STORED ROWS:

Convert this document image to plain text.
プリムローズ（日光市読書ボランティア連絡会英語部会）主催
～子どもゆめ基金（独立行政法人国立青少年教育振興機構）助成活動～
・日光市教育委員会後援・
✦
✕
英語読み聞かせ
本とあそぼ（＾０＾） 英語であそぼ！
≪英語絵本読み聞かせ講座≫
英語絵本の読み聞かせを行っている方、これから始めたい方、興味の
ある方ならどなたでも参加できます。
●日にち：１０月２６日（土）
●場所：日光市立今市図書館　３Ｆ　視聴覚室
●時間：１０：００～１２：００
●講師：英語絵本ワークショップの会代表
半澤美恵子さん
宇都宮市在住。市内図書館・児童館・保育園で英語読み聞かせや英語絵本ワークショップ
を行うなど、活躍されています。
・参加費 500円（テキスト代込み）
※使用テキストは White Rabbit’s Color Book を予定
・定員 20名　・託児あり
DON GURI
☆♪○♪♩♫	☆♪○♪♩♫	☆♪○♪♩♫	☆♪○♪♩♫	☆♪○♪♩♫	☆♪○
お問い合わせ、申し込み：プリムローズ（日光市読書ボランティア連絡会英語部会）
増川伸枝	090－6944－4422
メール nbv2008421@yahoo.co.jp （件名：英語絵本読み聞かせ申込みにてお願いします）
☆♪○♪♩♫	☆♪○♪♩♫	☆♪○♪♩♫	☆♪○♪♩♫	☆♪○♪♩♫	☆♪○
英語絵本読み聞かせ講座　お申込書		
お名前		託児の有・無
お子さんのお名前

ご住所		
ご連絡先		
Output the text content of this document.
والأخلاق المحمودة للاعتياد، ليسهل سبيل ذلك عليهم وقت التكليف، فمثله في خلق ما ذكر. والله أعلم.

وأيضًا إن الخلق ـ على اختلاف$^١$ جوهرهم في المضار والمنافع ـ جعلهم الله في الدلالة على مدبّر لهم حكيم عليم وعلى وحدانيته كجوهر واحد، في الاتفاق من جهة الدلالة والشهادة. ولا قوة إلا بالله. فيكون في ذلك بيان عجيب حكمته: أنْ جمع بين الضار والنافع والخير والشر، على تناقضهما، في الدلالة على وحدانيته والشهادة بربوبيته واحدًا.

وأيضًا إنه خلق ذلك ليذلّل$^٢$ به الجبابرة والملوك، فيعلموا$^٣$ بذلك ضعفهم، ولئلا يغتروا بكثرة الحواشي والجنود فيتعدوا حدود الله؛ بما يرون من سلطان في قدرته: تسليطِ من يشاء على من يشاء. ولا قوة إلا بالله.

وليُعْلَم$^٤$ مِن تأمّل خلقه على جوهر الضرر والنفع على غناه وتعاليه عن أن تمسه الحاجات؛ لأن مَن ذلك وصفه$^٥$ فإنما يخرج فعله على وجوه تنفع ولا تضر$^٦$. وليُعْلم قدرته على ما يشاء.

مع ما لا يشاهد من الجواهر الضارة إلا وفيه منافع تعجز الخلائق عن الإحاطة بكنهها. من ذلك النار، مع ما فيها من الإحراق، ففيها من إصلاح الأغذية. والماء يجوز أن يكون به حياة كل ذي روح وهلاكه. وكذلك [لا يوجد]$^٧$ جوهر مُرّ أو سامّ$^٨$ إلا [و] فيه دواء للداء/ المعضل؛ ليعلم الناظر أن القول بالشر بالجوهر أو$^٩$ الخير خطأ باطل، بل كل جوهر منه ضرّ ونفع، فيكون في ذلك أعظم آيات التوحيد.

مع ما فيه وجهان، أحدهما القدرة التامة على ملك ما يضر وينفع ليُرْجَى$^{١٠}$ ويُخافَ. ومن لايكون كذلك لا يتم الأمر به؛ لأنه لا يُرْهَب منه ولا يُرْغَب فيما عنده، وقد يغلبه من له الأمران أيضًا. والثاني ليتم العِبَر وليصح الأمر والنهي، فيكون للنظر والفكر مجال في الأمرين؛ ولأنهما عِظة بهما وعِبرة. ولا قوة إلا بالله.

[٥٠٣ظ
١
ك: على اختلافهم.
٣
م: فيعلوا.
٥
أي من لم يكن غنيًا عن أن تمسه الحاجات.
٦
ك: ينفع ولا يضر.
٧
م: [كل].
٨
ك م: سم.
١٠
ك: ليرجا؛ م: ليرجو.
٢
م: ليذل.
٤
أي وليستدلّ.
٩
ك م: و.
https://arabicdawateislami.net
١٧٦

WORK TO BE COMPLETED: Every line above should be printed again exactly as it stands.

EXPECTED OUTPUT:
Convert this document image to plain text.
プリムローズ（日光市読書ボランティア連絡会英語部会）主催
～子どもゆめ基金（独立行政法人国立青少年教育振興機構）助成活動～
・日光市教育委員会後援・
✦
✕
英語読み聞かせ
本とあそぼ（＾０＾） 英語であそぼ！
≪英語絵本読み聞かせ講座≫
英語絵本の読み聞かせを行っている方、これから始めたい方、興味の
ある方ならどなたでも参加できます。
●日にち：１０月２６日（土）
●場所：日光市立今市図書館　３Ｆ　視聴覚室
●時間：１０：００～１２：００
●講師：英語絵本ワークショップの会代表
半澤美恵子さん
宇都宮市在住。市内図書館・児童館・保育園で英語読み聞かせや英語絵本ワークショップ
を行うなど、活躍されています。
・参加費 500円（テキスト代込み）
※使用テキストは White Rabbit’s Color Book を予定
・定員 20名　・託児あり
DON GURI
☆♪○♪♩♫	☆♪○♪♩♫	☆♪○♪♩♫	☆♪○♪♩♫	☆♪○♪♩♫	☆♪○
お問い合わせ、申し込み：プリムローズ（日光市読書ボランティア連絡会英語部会）
増川伸枝	090－6944－4422
メール nbv2008421@yahoo.co.jp （件名：英語絵本読み聞かせ申込みにてお願いします）
☆♪○♪♩♫	☆♪○♪♩♫	☆♪○♪♩♫	☆♪○♪♩♫	☆♪○♪♩♫	☆♪○
英語絵本読み聞かせ講座　お申込書		
お名前		託児の有・無
お子さんのお名前

ご住所		
ご連絡先		
Output the text content of this document.
والأخلاق المحمودة للاعتياد، ليسهل سبيل ذلك عليهم وقت التكليف، فمثله في خلق ما ذكر. والله أعلم.

وأيضًا إن الخلق ـ على اختلاف$^١$ جوهرهم في المضار والمنافع ـ جعلهم الله في الدلالة على مدبّر لهم حكيم عليم وعلى وحدانيته كجوهر واحد، في الاتفاق من جهة الدلالة والشهادة. ولا قوة إلا بالله. فيكون في ذلك بيان عجيب حكمته: أنْ جمع بين الضار والنافع والخير والشر، على تناقضهما، في الدلالة على وحدانيته والشهادة بربوبيته واحدًا.

وأيضًا إنه خلق ذلك ليذلّل$^٢$ به الجبابرة والملوك، فيعلموا$^٣$ بذلك ضعفهم، ولئلا يغتروا بكثرة الحواشي والجنود فيتعدوا حدود الله؛ بما يرون من سلطان في قدرته: تسليطِ من يشاء على من يشاء. ولا قوة إلا بالله.

وليُعْلَم$^٤$ مِن تأمّل خلقه على جوهر الضرر والنفع على غناه وتعاليه عن أن تمسه الحاجات؛ لأن مَن ذلك وصفه$^٥$ فإنما يخرج فعله على وجوه تنفع ولا تضر$^٦$. وليُعْلم قدرته على ما يشاء.

مع ما لا يشاهد من الجواهر الضارة إلا وفيه منافع تعجز الخلائق عن الإحاطة بكنهها. من ذلك النار، مع ما فيها من الإحراق، ففيها من إصلاح الأغذية. والماء يجوز أن يكون به حياة كل ذي روح وهلاكه. وكذلك [لا يوجد]$^٧$ جوهر مُرّ أو سامّ$^٨$ إلا [و] فيه دواء للداء/ المعضل؛ ليعلم الناظر أن القول بالشر بالجوهر أو$^٩$ الخير خطأ باطل، بل كل جوهر منه ضرّ ونفع، فيكون في ذلك أعظم آيات التوحيد.

مع ما فيه وجهان، أحدهما القدرة التامة على ملك ما يضر وينفع ليُرْجَى$^{١٠}$ ويُخافَ. ومن لايكون كذلك لا يتم الأمر به؛ لأنه لا يُرْهَب منه ولا يُرْغَب فيما عنده، وقد يغلبه من له الأمران أيضًا. والثاني ليتم العِبَر وليصح الأمر والنهي، فيكون للنظر والفكر مجال في الأمرين؛ ولأنهما عِظة بهما وعِبرة. ولا قوة إلا بالله.

[٥٠٣ظ
١
ك: على اختلافهم.
٣
م: فيعلوا.
٥
أي من لم يكن غنيًا عن أن تمسه الحاجات.
٦
ك: ينفع ولا يضر.
٧
م: [كل].
٨
ك م: سم.
١٠
ك: ليرجا؛ م: ليرجو.
٢
م: ليذل.
٤
أي وليستدلّ.
٩
ك م: و.
https://arabicdawateislami.net
١٧٦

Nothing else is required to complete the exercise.